• Goal of the exercise
Copy out all lines carrying the word "купили".

═════ Given information

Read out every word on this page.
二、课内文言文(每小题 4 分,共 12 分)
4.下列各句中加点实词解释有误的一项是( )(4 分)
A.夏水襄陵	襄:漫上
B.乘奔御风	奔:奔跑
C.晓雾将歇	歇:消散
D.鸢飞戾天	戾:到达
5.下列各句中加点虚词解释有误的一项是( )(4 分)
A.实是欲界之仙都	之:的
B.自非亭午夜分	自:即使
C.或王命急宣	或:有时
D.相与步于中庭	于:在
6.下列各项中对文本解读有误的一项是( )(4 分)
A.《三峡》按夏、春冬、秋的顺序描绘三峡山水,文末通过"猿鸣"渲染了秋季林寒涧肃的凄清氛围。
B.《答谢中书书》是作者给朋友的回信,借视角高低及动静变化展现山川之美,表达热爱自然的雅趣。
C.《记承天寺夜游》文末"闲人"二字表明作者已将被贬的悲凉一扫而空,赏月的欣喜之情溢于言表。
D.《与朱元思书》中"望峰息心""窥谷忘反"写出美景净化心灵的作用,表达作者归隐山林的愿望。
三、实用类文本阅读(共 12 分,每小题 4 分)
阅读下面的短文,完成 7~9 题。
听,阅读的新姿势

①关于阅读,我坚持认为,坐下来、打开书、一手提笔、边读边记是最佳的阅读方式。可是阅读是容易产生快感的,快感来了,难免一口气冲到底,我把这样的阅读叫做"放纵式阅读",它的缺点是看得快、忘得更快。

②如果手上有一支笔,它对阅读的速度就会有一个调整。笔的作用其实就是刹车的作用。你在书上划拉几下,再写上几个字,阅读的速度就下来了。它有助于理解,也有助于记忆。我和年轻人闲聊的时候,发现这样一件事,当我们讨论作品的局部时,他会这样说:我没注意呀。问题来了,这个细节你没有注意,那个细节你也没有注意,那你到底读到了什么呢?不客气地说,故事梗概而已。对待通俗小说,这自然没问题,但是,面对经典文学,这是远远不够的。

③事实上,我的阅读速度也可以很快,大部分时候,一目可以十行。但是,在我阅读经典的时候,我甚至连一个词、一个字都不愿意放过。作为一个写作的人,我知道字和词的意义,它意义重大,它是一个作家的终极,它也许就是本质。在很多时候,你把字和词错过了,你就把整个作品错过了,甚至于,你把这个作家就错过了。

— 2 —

══════════
═════ Given information

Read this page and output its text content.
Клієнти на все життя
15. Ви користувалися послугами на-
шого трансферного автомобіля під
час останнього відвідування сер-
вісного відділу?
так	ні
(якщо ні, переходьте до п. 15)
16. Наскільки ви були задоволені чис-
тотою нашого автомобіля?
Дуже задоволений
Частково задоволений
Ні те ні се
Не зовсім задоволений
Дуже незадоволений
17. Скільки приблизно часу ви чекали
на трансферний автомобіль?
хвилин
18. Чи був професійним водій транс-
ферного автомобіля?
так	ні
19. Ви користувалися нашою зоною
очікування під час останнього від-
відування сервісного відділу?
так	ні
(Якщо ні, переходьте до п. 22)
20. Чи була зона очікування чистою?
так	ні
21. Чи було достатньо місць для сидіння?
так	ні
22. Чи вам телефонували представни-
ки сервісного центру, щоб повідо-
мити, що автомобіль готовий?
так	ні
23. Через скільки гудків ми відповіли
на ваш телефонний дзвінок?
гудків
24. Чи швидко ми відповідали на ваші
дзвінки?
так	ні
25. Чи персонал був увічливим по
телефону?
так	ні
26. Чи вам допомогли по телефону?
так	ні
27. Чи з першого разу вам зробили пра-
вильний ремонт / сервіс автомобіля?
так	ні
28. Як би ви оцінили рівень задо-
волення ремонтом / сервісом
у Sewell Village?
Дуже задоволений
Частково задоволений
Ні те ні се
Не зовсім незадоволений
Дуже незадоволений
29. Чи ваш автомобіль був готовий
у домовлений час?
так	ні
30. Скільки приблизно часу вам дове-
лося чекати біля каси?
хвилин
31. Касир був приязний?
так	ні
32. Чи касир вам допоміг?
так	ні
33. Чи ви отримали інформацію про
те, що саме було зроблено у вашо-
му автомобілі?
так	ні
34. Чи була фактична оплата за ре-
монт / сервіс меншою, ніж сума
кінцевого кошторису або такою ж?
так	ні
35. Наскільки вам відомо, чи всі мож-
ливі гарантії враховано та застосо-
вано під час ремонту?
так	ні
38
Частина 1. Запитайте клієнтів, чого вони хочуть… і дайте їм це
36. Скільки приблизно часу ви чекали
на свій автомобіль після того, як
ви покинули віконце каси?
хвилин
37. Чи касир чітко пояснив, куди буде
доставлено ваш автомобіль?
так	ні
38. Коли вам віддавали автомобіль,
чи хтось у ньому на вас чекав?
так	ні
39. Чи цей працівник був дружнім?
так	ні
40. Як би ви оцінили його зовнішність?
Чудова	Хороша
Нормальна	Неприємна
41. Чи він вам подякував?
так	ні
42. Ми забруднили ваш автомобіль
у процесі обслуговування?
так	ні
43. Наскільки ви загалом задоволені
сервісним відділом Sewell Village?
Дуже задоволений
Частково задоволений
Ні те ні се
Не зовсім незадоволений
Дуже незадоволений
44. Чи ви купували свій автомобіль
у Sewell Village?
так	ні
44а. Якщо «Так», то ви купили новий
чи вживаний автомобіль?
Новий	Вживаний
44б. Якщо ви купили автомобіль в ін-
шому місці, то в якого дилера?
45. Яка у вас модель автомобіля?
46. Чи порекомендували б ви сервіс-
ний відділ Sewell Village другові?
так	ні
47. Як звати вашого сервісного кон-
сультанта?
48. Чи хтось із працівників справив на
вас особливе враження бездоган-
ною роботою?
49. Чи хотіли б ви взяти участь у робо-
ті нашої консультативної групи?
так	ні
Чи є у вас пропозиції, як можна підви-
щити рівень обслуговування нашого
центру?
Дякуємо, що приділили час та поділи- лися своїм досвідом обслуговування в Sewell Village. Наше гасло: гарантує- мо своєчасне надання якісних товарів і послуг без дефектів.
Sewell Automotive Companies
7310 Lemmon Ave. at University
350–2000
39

══════════

• Answer in full
44а. Якщо «Так», то ви купили новий
44б. Якщо ви купили автомобіль в ін-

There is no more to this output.